Exercise instructions:
Write the data below out exactly as it stands. Do not include the pictures.

Dataset items

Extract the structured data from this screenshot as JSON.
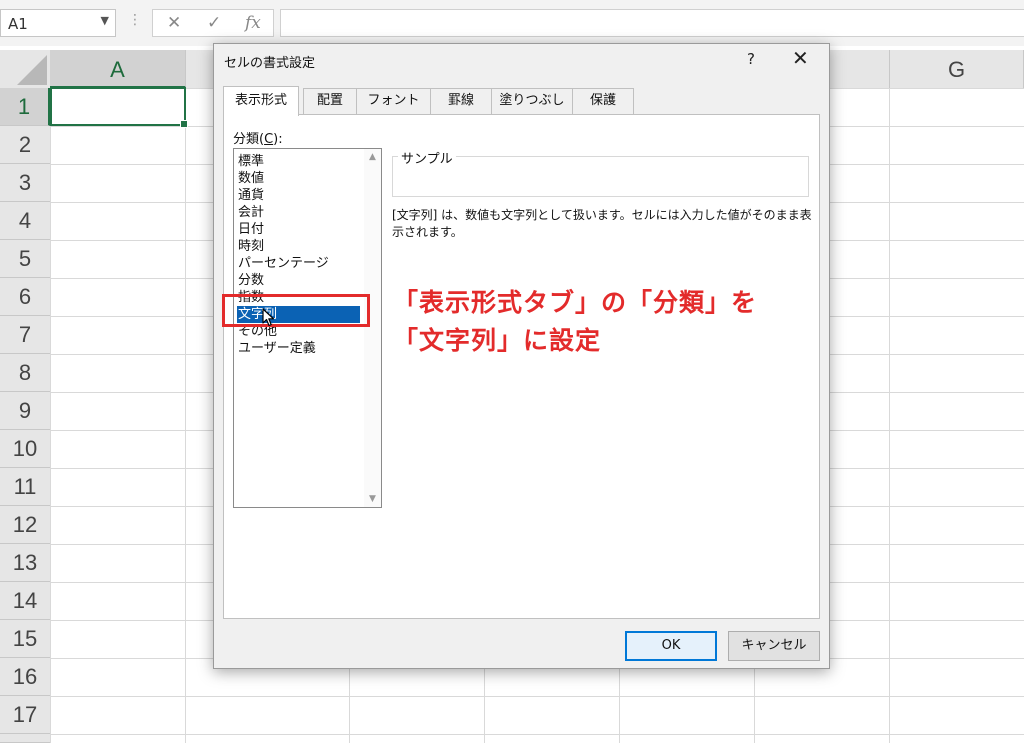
{
  "formula_bar": {
    "name_box": "A1",
    "cancel_icon": "✕",
    "enter_icon": "✓",
    "fx_label": "fx",
    "formula_value": ""
  },
  "sheet": {
    "columns": [
      "A",
      "G"
    ],
    "rows": [
      "1",
      "2",
      "3",
      "4",
      "5",
      "6",
      "7",
      "8",
      "9",
      "10",
      "11",
      "12",
      "13",
      "14",
      "15",
      "16",
      "17"
    ],
    "selected_cell": "A1",
    "accent_color": "#217346"
  },
  "dialog": {
    "title": "セルの書式設定",
    "help": "?",
    "close": "✕",
    "tabs": [
      {
        "label": "表示形式",
        "active": true
      },
      {
        "label": "配置"
      },
      {
        "label": "フォント"
      },
      {
        "label": "罫線"
      },
      {
        "label": "塗りつぶし"
      },
      {
        "label": "保護"
      }
    ],
    "category_label_prefix": "分類(",
    "category_label_key": "C",
    "category_label_suffix": "):",
    "categories": [
      "標準",
      "数値",
      "通貨",
      "会計",
      "日付",
      "時刻",
      "パーセンテージ",
      "分数",
      "指数",
      "文字列",
      "その他",
      "ユーザー定義"
    ],
    "selected_category": "文字列",
    "sample_label": "サンプル",
    "sample_value": "",
    "description": "[文字列] は、数値も文字列として扱います。セルには入力した値がそのまま表示されます。",
    "ok_label": "OK",
    "cancel_label": "キャンセル"
  },
  "annotation": {
    "line1": "「表示形式タブ」の「分類」を",
    "line2": "「文字列」に設定",
    "color": "#e32b2b"
  }
}
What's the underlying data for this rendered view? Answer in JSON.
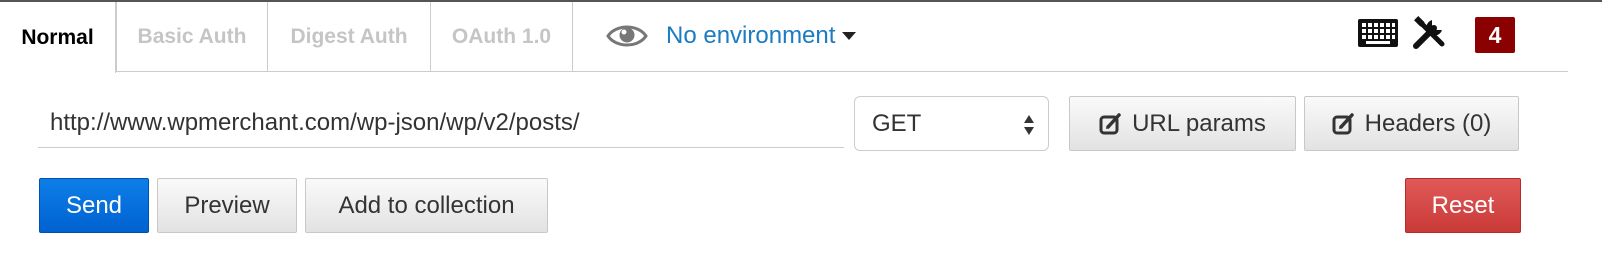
{
  "auth_tabs": [
    {
      "label": "Normal",
      "active": true
    },
    {
      "label": "Basic Auth",
      "active": false
    },
    {
      "label": "Digest Auth",
      "active": false
    },
    {
      "label": "OAuth 1.0",
      "active": false
    }
  ],
  "environment": {
    "label": "No environment",
    "icon": "eye-icon",
    "dropdown_icon": "caret-down-icon"
  },
  "toolbar": {
    "keyboard_icon": "keyboard-icon",
    "settings_icon": "tools-icon",
    "badge_count": "4"
  },
  "request": {
    "url": "http://www.wpmerchant.com/wp-json/wp/v2/posts/",
    "method": "GET",
    "url_params_label": "URL params",
    "headers_label": "Headers (0)"
  },
  "actions": {
    "send_label": "Send",
    "preview_label": "Preview",
    "add_to_collection_label": "Add to collection",
    "reset_label": "Reset"
  },
  "colors": {
    "link_blue": "#1a7cc2",
    "send_blue": "#0a6fdb",
    "reset_red": "#d44a48",
    "badge_red": "#8b0000"
  }
}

Final answer:
Extract the structured data from this screenshot as JSON.
{
  "formula_bar": {
    "name_box": "A1",
    "cancel_icon": "✕",
    "enter_icon": "✓",
    "fx_label": "fx",
    "formula_value": ""
  },
  "sheet": {
    "columns": [
      "A",
      "G"
    ],
    "rows": [
      "1",
      "2",
      "3",
      "4",
      "5",
      "6",
      "7",
      "8",
      "9",
      "10",
      "11",
      "12",
      "13",
      "14",
      "15",
      "16",
      "17"
    ],
    "selected_cell": "A1",
    "accent_color": "#217346"
  },
  "dialog": {
    "title": "セルの書式設定",
    "help": "?",
    "close": "✕",
    "tabs": [
      {
        "label": "表示形式",
        "active": true
      },
      {
        "label": "配置"
      },
      {
        "label": "フォント"
      },
      {
        "label": "罫線"
      },
      {
        "label": "塗りつぶし"
      },
      {
        "label": "保護"
      }
    ],
    "category_label_prefix": "分類(",
    "category_label_key": "C",
    "category_label_suffix": "):",
    "categories": [
      "標準",
      "数値",
      "通貨",
      "会計",
      "日付",
      "時刻",
      "パーセンテージ",
      "分数",
      "指数",
      "文字列",
      "その他",
      "ユーザー定義"
    ],
    "selected_category": "文字列",
    "sample_label": "サンプル",
    "sample_value": "",
    "description": "[文字列] は、数値も文字列として扱います。セルには入力した値がそのまま表示されます。",
    "ok_label": "OK",
    "cancel_label": "キャンセル"
  },
  "annotation": {
    "line1": "「表示形式タブ」の「分類」を",
    "line2": "「文字列」に設定",
    "color": "#e32b2b"
  }
}
What's the underlying data for this rendered view? Answer in JSON.
{
  "auth_tabs": [
    {
      "label": "Normal",
      "active": true
    },
    {
      "label": "Basic Auth",
      "active": false
    },
    {
      "label": "Digest Auth",
      "active": false
    },
    {
      "label": "OAuth 1.0",
      "active": false
    }
  ],
  "environment": {
    "label": "No environment",
    "icon": "eye-icon",
    "dropdown_icon": "caret-down-icon"
  },
  "toolbar": {
    "keyboard_icon": "keyboard-icon",
    "settings_icon": "tools-icon",
    "badge_count": "4"
  },
  "request": {
    "url": "http://www.wpmerchant.com/wp-json/wp/v2/posts/",
    "method": "GET",
    "url_params_label": "URL params",
    "headers_label": "Headers (0)"
  },
  "actions": {
    "send_label": "Send",
    "preview_label": "Preview",
    "add_to_collection_label": "Add to collection",
    "reset_label": "Reset"
  },
  "colors": {
    "link_blue": "#1a7cc2",
    "send_blue": "#0a6fdb",
    "reset_red": "#d44a48",
    "badge_red": "#8b0000"
  }
}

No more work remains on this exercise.